Problem statement –
Without the pictures, return each record as it appears.

──────── Supplied material

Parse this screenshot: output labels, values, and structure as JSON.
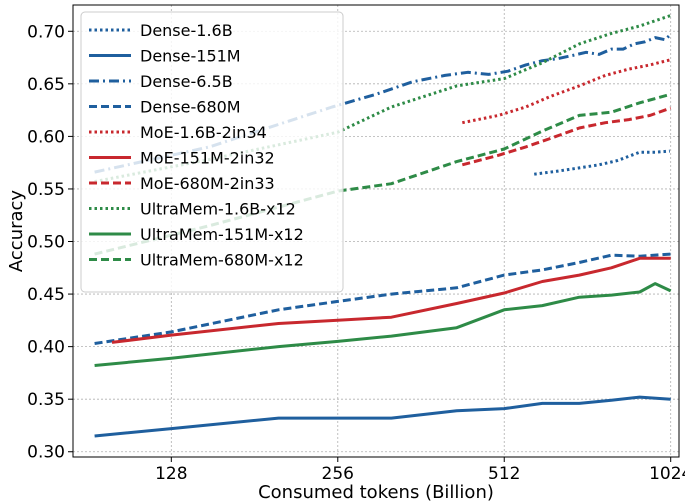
{
  "chart_data": {
    "type": "line",
    "title": "",
    "xlabel": "Consumed tokens (Billion)",
    "ylabel": "Accuracy",
    "x_scale": "log2",
    "xlim": [
      85,
      1060
    ],
    "ylim": [
      0.295,
      0.725
    ],
    "x_ticks": [
      128,
      256,
      512,
      1024
    ],
    "x_tick_labels": [
      "128",
      "256",
      "512",
      "1024"
    ],
    "y_ticks": [
      0.3,
      0.35,
      0.4,
      0.45,
      0.5,
      0.55,
      0.6,
      0.65,
      0.7
    ],
    "y_tick_labels": [
      "0.30",
      "0.35",
      "0.40",
      "0.45",
      "0.50",
      "0.55",
      "0.60",
      "0.65",
      "0.70"
    ],
    "grid": true,
    "legend_position": "upper-left",
    "colors": {
      "dense": "#1f5f9e",
      "moe": "#c8282e",
      "ultramem": "#2e8b47"
    },
    "series": [
      {
        "name": "Dense-1.6B",
        "color": "#1f5f9e",
        "style": "dotted",
        "x": [
          580,
          640,
          700,
          760,
          820,
          900,
          960,
          1020
        ],
        "y": [
          0.564,
          0.567,
          0.57,
          0.573,
          0.577,
          0.585,
          0.585,
          0.586
        ]
      },
      {
        "name": "Dense-151M",
        "color": "#1f5f9e",
        "style": "solid",
        "x": [
          93,
          128,
          200,
          256,
          320,
          420,
          512,
          600,
          700,
          800,
          900,
          1024
        ],
        "y": [
          0.315,
          0.322,
          0.332,
          0.332,
          0.332,
          0.339,
          0.341,
          0.346,
          0.346,
          0.349,
          0.352,
          0.35
        ]
      },
      {
        "name": "Dense-6.5B",
        "color": "#1f5f9e",
        "style": "dashdot",
        "x": [
          93,
          150,
          250,
          300,
          350,
          400,
          440,
          480,
          520,
          560,
          600,
          640,
          680,
          720,
          760,
          800,
          840,
          880,
          920,
          960,
          1000,
          1024
        ],
        "y": [
          0.566,
          0.59,
          0.628,
          0.64,
          0.652,
          0.658,
          0.661,
          0.659,
          0.662,
          0.668,
          0.672,
          0.674,
          0.677,
          0.68,
          0.678,
          0.683,
          0.683,
          0.688,
          0.69,
          0.694,
          0.692,
          0.697
        ]
      },
      {
        "name": "Dense-680M",
        "color": "#1f5f9e",
        "style": "dashed",
        "x": [
          93,
          128,
          200,
          256,
          320,
          420,
          512,
          600,
          700,
          800,
          900,
          1024
        ],
        "y": [
          0.403,
          0.414,
          0.435,
          0.443,
          0.45,
          0.456,
          0.468,
          0.473,
          0.48,
          0.487,
          0.486,
          0.488
        ]
      },
      {
        "name": "MoE-1.6B-2in34",
        "color": "#c8282e",
        "style": "dotted",
        "x": [
          430,
          500,
          560,
          620,
          700,
          780,
          860,
          940,
          1024
        ],
        "y": [
          0.613,
          0.62,
          0.628,
          0.638,
          0.648,
          0.658,
          0.664,
          0.668,
          0.673
        ]
      },
      {
        "name": "MoE-151M-2in32",
        "color": "#c8282e",
        "style": "solid",
        "x": [
          100,
          128,
          200,
          256,
          320,
          420,
          512,
          600,
          700,
          800,
          900,
          1024
        ],
        "y": [
          0.404,
          0.411,
          0.422,
          0.425,
          0.428,
          0.441,
          0.451,
          0.462,
          0.468,
          0.475,
          0.484,
          0.484
        ]
      },
      {
        "name": "MoE-680M-2in33",
        "color": "#c8282e",
        "style": "dashed",
        "x": [
          430,
          500,
          560,
          620,
          700,
          780,
          860,
          940,
          1024
        ],
        "y": [
          0.573,
          0.582,
          0.59,
          0.598,
          0.608,
          0.613,
          0.616,
          0.62,
          0.627
        ]
      },
      {
        "name": "UltraMem-1.6B-x12",
        "color": "#2e8b47",
        "style": "dotted",
        "x": [
          93,
          150,
          256,
          320,
          420,
          512,
          600,
          700,
          800,
          900,
          1024
        ],
        "y": [
          0.557,
          0.578,
          0.604,
          0.628,
          0.648,
          0.655,
          0.67,
          0.688,
          0.698,
          0.705,
          0.715
        ]
      },
      {
        "name": "UltraMem-151M-x12",
        "color": "#2e8b47",
        "style": "solid",
        "x": [
          93,
          128,
          200,
          256,
          320,
          420,
          512,
          600,
          700,
          800,
          900,
          960,
          1024
        ],
        "y": [
          0.382,
          0.389,
          0.4,
          0.405,
          0.41,
          0.418,
          0.435,
          0.439,
          0.447,
          0.449,
          0.452,
          0.46,
          0.453
        ]
      },
      {
        "name": "UltraMem-680M-x12",
        "color": "#2e8b47",
        "style": "dashed",
        "x": [
          93,
          150,
          256,
          320,
          420,
          512,
          600,
          700,
          800,
          900,
          1024
        ],
        "y": [
          0.488,
          0.515,
          0.548,
          0.555,
          0.576,
          0.588,
          0.605,
          0.62,
          0.623,
          0.632,
          0.64
        ]
      }
    ]
  }
}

────────────────

Task solution –
Parse this screenshot: output labels, values, and structure as JSON.
{
  "chart_data": {
    "type": "line",
    "title": "",
    "xlabel": "Consumed tokens (Billion)",
    "ylabel": "Accuracy",
    "x_scale": "log2",
    "xlim": [
      85,
      1060
    ],
    "ylim": [
      0.295,
      0.725
    ],
    "x_ticks": [
      128,
      256,
      512,
      1024
    ],
    "x_tick_labels": [
      "128",
      "256",
      "512",
      "1024"
    ],
    "y_ticks": [
      0.3,
      0.35,
      0.4,
      0.45,
      0.5,
      0.55,
      0.6,
      0.65,
      0.7
    ],
    "y_tick_labels": [
      "0.30",
      "0.35",
      "0.40",
      "0.45",
      "0.50",
      "0.55",
      "0.60",
      "0.65",
      "0.70"
    ],
    "grid": true,
    "legend_position": "upper-left",
    "colors": {
      "dense": "#1f5f9e",
      "moe": "#c8282e",
      "ultramem": "#2e8b47"
    },
    "series": [
      {
        "name": "Dense-1.6B",
        "color": "#1f5f9e",
        "style": "dotted",
        "x": [
          580,
          640,
          700,
          760,
          820,
          900,
          960,
          1020
        ],
        "y": [
          0.564,
          0.567,
          0.57,
          0.573,
          0.577,
          0.585,
          0.585,
          0.586
        ]
      },
      {
        "name": "Dense-151M",
        "color": "#1f5f9e",
        "style": "solid",
        "x": [
          93,
          128,
          200,
          256,
          320,
          420,
          512,
          600,
          700,
          800,
          900,
          1024
        ],
        "y": [
          0.315,
          0.322,
          0.332,
          0.332,
          0.332,
          0.339,
          0.341,
          0.346,
          0.346,
          0.349,
          0.352,
          0.35
        ]
      },
      {
        "name": "Dense-6.5B",
        "color": "#1f5f9e",
        "style": "dashdot",
        "x": [
          93,
          150,
          250,
          300,
          350,
          400,
          440,
          480,
          520,
          560,
          600,
          640,
          680,
          720,
          760,
          800,
          840,
          880,
          920,
          960,
          1000,
          1024
        ],
        "y": [
          0.566,
          0.59,
          0.628,
          0.64,
          0.652,
          0.658,
          0.661,
          0.659,
          0.662,
          0.668,
          0.672,
          0.674,
          0.677,
          0.68,
          0.678,
          0.683,
          0.683,
          0.688,
          0.69,
          0.694,
          0.692,
          0.697
        ]
      },
      {
        "name": "Dense-680M",
        "color": "#1f5f9e",
        "style": "dashed",
        "x": [
          93,
          128,
          200,
          256,
          320,
          420,
          512,
          600,
          700,
          800,
          900,
          1024
        ],
        "y": [
          0.403,
          0.414,
          0.435,
          0.443,
          0.45,
          0.456,
          0.468,
          0.473,
          0.48,
          0.487,
          0.486,
          0.488
        ]
      },
      {
        "name": "MoE-1.6B-2in34",
        "color": "#c8282e",
        "style": "dotted",
        "x": [
          430,
          500,
          560,
          620,
          700,
          780,
          860,
          940,
          1024
        ],
        "y": [
          0.613,
          0.62,
          0.628,
          0.638,
          0.648,
          0.658,
          0.664,
          0.668,
          0.673
        ]
      },
      {
        "name": "MoE-151M-2in32",
        "color": "#c8282e",
        "style": "solid",
        "x": [
          100,
          128,
          200,
          256,
          320,
          420,
          512,
          600,
          700,
          800,
          900,
          1024
        ],
        "y": [
          0.404,
          0.411,
          0.422,
          0.425,
          0.428,
          0.441,
          0.451,
          0.462,
          0.468,
          0.475,
          0.484,
          0.484
        ]
      },
      {
        "name": "MoE-680M-2in33",
        "color": "#c8282e",
        "style": "dashed",
        "x": [
          430,
          500,
          560,
          620,
          700,
          780,
          860,
          940,
          1024
        ],
        "y": [
          0.573,
          0.582,
          0.59,
          0.598,
          0.608,
          0.613,
          0.616,
          0.62,
          0.627
        ]
      },
      {
        "name": "UltraMem-1.6B-x12",
        "color": "#2e8b47",
        "style": "dotted",
        "x": [
          93,
          150,
          256,
          320,
          420,
          512,
          600,
          700,
          800,
          900,
          1024
        ],
        "y": [
          0.557,
          0.578,
          0.604,
          0.628,
          0.648,
          0.655,
          0.67,
          0.688,
          0.698,
          0.705,
          0.715
        ]
      },
      {
        "name": "UltraMem-151M-x12",
        "color": "#2e8b47",
        "style": "solid",
        "x": [
          93,
          128,
          200,
          256,
          320,
          420,
          512,
          600,
          700,
          800,
          900,
          960,
          1024
        ],
        "y": [
          0.382,
          0.389,
          0.4,
          0.405,
          0.41,
          0.418,
          0.435,
          0.439,
          0.447,
          0.449,
          0.452,
          0.46,
          0.453
        ]
      },
      {
        "name": "UltraMem-680M-x12",
        "color": "#2e8b47",
        "style": "dashed",
        "x": [
          93,
          150,
          256,
          320,
          420,
          512,
          600,
          700,
          800,
          900,
          1024
        ],
        "y": [
          0.488,
          0.515,
          0.548,
          0.555,
          0.576,
          0.588,
          0.605,
          0.62,
          0.623,
          0.632,
          0.64
        ]
      }
    ]
  }
}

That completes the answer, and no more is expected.